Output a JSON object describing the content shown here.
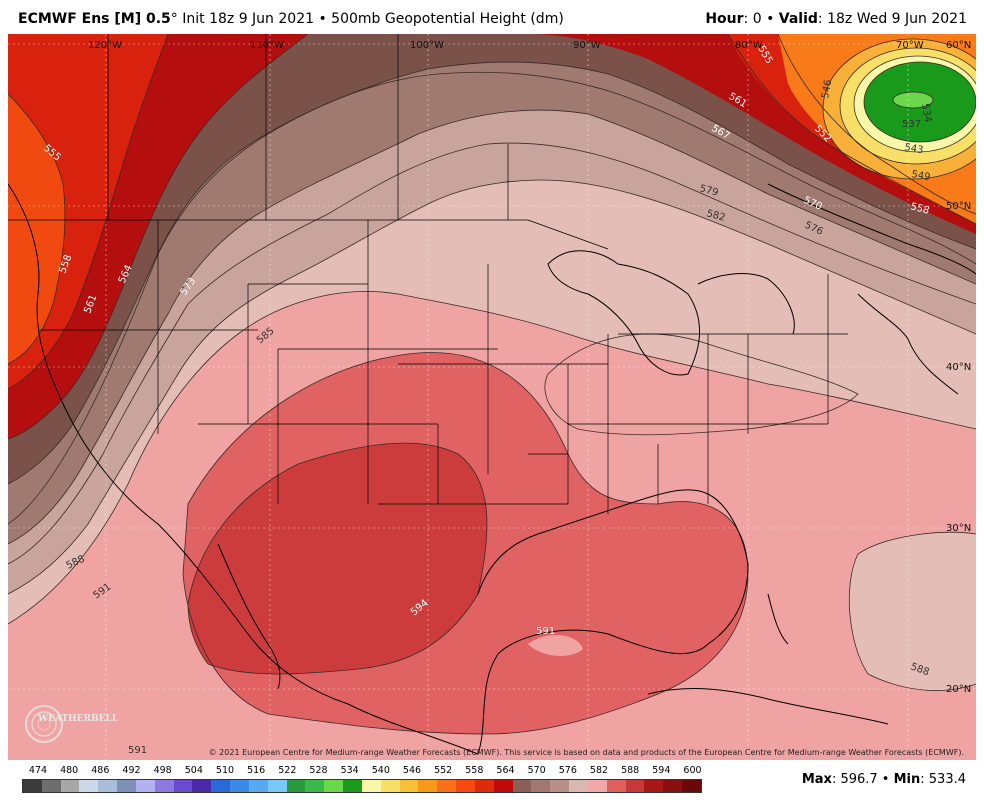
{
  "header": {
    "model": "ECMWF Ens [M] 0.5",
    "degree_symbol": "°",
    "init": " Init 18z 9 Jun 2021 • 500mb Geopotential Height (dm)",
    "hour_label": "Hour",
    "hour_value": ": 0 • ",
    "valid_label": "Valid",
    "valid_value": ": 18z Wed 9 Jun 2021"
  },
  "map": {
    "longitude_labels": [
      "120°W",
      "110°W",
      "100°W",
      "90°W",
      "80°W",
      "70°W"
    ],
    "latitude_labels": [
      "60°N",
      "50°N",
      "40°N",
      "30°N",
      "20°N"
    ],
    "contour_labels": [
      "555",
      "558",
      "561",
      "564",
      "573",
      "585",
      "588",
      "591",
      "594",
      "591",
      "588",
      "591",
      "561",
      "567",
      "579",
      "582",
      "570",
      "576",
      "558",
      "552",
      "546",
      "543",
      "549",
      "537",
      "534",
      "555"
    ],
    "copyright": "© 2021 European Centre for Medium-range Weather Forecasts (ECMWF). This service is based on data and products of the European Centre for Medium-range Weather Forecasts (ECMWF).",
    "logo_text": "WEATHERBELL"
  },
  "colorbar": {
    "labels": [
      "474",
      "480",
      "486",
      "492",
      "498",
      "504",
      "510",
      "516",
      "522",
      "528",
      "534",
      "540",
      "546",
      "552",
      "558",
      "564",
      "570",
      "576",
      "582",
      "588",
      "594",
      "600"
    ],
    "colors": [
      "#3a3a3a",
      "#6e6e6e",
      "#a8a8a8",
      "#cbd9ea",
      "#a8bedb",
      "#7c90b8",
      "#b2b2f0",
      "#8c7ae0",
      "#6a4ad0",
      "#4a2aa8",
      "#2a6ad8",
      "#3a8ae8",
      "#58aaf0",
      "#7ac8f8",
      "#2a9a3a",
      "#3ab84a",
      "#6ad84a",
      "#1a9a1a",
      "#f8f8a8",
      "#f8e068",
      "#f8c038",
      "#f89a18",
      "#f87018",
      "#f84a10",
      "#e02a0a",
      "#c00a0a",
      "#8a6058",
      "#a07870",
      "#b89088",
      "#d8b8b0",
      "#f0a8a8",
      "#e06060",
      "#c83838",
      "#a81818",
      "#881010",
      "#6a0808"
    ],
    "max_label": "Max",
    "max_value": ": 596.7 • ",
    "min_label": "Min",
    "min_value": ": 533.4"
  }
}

=-=-=-=-=

Aim:
Omit the images and transcribe all of the records above word for word.

Finished exercise:
Output a JSON object describing the content shown here.
{
  "header": {
    "model": "ECMWF Ens [M] 0.5",
    "degree_symbol": "°",
    "init": " Init 18z 9 Jun 2021 • 500mb Geopotential Height (dm)",
    "hour_label": "Hour",
    "hour_value": ": 0 • ",
    "valid_label": "Valid",
    "valid_value": ": 18z Wed 9 Jun 2021"
  },
  "map": {
    "longitude_labels": [
      "120°W",
      "110°W",
      "100°W",
      "90°W",
      "80°W",
      "70°W"
    ],
    "latitude_labels": [
      "60°N",
      "50°N",
      "40°N",
      "30°N",
      "20°N"
    ],
    "contour_labels": [
      "555",
      "558",
      "561",
      "564",
      "573",
      "585",
      "588",
      "591",
      "594",
      "591",
      "588",
      "591",
      "561",
      "567",
      "579",
      "582",
      "570",
      "576",
      "558",
      "552",
      "546",
      "543",
      "549",
      "537",
      "534",
      "555"
    ],
    "copyright": "© 2021 European Centre for Medium-range Weather Forecasts (ECMWF). This service is based on data and products of the European Centre for Medium-range Weather Forecasts (ECMWF).",
    "logo_text": "WEATHERBELL"
  },
  "colorbar": {
    "labels": [
      "474",
      "480",
      "486",
      "492",
      "498",
      "504",
      "510",
      "516",
      "522",
      "528",
      "534",
      "540",
      "546",
      "552",
      "558",
      "564",
      "570",
      "576",
      "582",
      "588",
      "594",
      "600"
    ],
    "colors": [
      "#3a3a3a",
      "#6e6e6e",
      "#a8a8a8",
      "#cbd9ea",
      "#a8bedb",
      "#7c90b8",
      "#b2b2f0",
      "#8c7ae0",
      "#6a4ad0",
      "#4a2aa8",
      "#2a6ad8",
      "#3a8ae8",
      "#58aaf0",
      "#7ac8f8",
      "#2a9a3a",
      "#3ab84a",
      "#6ad84a",
      "#1a9a1a",
      "#f8f8a8",
      "#f8e068",
      "#f8c038",
      "#f89a18",
      "#f87018",
      "#f84a10",
      "#e02a0a",
      "#c00a0a",
      "#8a6058",
      "#a07870",
      "#b89088",
      "#d8b8b0",
      "#f0a8a8",
      "#e06060",
      "#c83838",
      "#a81818",
      "#881010",
      "#6a0808"
    ],
    "max_label": "Max",
    "max_value": ": 596.7 • ",
    "min_label": "Min",
    "min_value": ": 533.4"
  }
}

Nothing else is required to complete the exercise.